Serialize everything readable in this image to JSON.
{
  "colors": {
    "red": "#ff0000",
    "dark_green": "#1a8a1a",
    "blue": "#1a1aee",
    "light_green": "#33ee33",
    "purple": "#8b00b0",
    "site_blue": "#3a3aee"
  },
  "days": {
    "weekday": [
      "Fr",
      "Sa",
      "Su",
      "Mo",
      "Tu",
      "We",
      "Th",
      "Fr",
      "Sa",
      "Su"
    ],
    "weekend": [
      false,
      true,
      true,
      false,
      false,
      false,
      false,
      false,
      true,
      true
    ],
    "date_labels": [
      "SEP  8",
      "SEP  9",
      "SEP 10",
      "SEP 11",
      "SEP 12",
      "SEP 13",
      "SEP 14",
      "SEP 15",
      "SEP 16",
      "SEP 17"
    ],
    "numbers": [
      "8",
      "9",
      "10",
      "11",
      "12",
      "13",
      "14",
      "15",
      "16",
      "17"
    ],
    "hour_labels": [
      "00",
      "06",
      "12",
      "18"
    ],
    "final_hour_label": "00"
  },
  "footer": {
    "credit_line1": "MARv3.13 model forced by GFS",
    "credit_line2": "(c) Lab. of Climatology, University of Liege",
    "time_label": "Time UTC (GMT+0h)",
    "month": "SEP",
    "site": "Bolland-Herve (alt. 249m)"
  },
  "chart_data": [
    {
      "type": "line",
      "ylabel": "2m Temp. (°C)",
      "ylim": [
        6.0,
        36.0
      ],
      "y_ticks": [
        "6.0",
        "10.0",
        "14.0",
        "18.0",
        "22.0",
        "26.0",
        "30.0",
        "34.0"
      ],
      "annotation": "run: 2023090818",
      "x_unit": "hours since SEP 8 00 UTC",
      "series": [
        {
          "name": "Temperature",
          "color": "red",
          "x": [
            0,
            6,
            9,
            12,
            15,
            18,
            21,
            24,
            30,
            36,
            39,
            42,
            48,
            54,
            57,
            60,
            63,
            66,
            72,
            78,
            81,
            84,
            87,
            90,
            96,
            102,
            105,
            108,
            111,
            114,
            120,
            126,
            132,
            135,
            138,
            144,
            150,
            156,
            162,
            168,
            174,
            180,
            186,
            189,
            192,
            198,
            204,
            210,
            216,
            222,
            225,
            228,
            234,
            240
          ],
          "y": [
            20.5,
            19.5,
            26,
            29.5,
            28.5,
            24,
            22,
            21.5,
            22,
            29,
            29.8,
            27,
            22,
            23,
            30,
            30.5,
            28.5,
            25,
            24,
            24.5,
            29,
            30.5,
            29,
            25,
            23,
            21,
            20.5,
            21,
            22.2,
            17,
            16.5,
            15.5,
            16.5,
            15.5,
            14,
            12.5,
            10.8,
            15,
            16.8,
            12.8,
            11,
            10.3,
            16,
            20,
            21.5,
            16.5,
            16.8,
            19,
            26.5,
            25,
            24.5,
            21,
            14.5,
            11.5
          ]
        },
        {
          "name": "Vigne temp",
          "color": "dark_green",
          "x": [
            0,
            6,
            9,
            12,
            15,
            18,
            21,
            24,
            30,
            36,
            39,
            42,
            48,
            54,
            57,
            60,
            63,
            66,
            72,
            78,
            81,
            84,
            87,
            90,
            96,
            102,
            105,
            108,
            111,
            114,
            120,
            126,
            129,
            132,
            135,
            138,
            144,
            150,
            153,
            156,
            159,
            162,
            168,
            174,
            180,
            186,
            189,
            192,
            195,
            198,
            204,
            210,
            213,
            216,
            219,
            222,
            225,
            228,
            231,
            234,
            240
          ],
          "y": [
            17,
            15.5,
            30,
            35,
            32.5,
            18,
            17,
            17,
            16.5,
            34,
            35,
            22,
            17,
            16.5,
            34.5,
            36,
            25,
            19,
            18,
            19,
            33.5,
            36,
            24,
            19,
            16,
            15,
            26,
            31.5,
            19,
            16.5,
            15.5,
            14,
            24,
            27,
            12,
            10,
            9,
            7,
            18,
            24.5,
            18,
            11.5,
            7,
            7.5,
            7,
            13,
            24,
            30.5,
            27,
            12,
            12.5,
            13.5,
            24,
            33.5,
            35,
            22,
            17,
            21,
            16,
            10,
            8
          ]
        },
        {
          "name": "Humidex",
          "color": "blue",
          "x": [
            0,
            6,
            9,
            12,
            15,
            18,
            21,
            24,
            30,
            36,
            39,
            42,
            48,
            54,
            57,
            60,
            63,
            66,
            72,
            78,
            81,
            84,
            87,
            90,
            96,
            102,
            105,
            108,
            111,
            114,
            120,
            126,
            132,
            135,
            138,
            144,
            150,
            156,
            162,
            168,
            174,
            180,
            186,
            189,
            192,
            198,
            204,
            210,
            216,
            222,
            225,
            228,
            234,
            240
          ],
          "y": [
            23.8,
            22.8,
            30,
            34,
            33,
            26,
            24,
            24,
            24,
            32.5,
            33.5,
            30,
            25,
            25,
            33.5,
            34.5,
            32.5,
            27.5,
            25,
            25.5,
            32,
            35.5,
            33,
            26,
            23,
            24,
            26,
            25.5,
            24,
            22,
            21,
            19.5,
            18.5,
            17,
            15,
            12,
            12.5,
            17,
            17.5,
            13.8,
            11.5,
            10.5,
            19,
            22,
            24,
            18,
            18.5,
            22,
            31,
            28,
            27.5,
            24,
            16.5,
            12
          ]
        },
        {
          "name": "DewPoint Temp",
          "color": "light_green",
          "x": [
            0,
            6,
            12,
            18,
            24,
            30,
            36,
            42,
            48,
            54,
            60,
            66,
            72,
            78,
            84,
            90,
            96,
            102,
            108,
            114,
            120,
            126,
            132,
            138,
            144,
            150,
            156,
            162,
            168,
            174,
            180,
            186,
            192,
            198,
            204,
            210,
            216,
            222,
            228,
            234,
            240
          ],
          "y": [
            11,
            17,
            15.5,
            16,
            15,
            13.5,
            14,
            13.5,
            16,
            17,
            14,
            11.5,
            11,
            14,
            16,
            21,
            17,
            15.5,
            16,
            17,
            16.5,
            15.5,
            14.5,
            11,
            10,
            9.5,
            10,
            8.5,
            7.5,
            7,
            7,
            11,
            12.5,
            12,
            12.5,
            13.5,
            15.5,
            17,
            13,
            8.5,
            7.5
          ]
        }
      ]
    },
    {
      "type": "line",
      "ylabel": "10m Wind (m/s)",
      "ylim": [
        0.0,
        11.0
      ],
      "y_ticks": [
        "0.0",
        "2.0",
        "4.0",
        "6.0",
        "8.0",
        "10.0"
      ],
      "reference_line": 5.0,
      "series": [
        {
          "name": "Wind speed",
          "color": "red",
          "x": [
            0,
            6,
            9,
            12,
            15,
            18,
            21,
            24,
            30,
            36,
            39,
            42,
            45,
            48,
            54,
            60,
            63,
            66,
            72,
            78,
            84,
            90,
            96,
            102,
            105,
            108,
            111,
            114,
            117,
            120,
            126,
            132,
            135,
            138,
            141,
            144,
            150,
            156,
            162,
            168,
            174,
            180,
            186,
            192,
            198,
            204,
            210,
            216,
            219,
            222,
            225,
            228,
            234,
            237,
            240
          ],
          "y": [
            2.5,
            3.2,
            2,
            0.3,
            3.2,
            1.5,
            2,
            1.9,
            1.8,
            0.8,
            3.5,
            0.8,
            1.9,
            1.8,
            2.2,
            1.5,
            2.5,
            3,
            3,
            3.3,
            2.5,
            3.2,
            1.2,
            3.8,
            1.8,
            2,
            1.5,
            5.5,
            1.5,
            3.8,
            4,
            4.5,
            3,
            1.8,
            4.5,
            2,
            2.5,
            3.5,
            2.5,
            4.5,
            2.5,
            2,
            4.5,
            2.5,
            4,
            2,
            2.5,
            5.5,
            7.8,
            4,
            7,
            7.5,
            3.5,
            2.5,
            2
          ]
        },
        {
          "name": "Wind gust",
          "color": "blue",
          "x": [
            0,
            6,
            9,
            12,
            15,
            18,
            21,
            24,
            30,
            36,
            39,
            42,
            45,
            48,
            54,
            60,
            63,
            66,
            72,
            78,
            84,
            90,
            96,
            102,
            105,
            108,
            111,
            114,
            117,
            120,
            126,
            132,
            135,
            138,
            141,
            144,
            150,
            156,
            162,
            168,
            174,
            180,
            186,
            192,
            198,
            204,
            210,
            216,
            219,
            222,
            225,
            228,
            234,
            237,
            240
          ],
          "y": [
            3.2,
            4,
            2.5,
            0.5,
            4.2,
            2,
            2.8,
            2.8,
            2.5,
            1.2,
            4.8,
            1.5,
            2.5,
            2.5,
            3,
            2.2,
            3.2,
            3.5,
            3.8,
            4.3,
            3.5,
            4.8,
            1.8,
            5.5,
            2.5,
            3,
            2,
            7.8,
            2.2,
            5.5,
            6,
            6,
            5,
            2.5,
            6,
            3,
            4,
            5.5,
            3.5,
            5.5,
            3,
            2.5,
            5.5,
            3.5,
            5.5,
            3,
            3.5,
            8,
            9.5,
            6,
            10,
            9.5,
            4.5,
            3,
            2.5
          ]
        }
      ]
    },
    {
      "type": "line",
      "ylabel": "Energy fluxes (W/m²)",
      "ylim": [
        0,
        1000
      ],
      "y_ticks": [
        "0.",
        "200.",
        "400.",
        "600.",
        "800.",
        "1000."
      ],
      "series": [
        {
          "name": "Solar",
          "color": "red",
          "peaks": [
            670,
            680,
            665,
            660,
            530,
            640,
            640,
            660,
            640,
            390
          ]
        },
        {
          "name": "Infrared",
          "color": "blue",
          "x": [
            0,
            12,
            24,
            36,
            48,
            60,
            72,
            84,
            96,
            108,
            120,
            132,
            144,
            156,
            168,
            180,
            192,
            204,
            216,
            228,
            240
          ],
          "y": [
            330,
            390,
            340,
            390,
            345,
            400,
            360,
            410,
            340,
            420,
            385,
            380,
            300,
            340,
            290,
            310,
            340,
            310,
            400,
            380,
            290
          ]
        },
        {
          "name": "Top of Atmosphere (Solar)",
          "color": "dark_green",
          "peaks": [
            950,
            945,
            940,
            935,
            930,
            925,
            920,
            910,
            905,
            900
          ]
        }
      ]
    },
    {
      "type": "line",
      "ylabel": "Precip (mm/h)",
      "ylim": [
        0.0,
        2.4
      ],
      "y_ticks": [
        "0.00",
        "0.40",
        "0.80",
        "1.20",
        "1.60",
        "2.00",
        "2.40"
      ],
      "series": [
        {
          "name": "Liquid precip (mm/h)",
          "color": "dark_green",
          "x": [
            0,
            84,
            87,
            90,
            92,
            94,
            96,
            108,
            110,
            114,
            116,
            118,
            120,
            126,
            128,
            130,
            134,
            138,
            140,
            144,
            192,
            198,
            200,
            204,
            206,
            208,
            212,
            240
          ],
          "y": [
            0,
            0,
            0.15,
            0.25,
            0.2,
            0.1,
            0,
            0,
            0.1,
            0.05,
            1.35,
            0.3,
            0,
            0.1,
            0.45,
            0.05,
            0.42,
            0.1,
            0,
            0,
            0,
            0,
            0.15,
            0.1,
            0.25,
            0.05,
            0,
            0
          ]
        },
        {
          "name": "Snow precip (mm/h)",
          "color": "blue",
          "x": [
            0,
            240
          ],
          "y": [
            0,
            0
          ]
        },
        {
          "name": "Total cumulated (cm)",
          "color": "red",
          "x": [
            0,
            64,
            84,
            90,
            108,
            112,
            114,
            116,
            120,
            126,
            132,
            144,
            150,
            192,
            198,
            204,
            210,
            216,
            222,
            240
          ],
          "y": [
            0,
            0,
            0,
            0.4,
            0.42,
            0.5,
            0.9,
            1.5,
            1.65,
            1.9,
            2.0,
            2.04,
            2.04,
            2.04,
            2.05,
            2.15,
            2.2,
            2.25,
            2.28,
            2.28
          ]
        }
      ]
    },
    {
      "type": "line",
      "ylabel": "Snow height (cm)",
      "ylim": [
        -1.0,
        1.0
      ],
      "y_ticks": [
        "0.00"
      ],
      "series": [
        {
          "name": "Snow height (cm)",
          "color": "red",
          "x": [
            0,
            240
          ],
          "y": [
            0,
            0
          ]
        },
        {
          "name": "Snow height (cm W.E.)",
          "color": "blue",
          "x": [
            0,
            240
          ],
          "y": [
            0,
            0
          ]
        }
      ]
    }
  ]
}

**Set task**
Collect the lines of the data that carry the word "Solar".

**Reply**
          "name": "Solar",
          "name": "Top of Atmosphere (Solar)",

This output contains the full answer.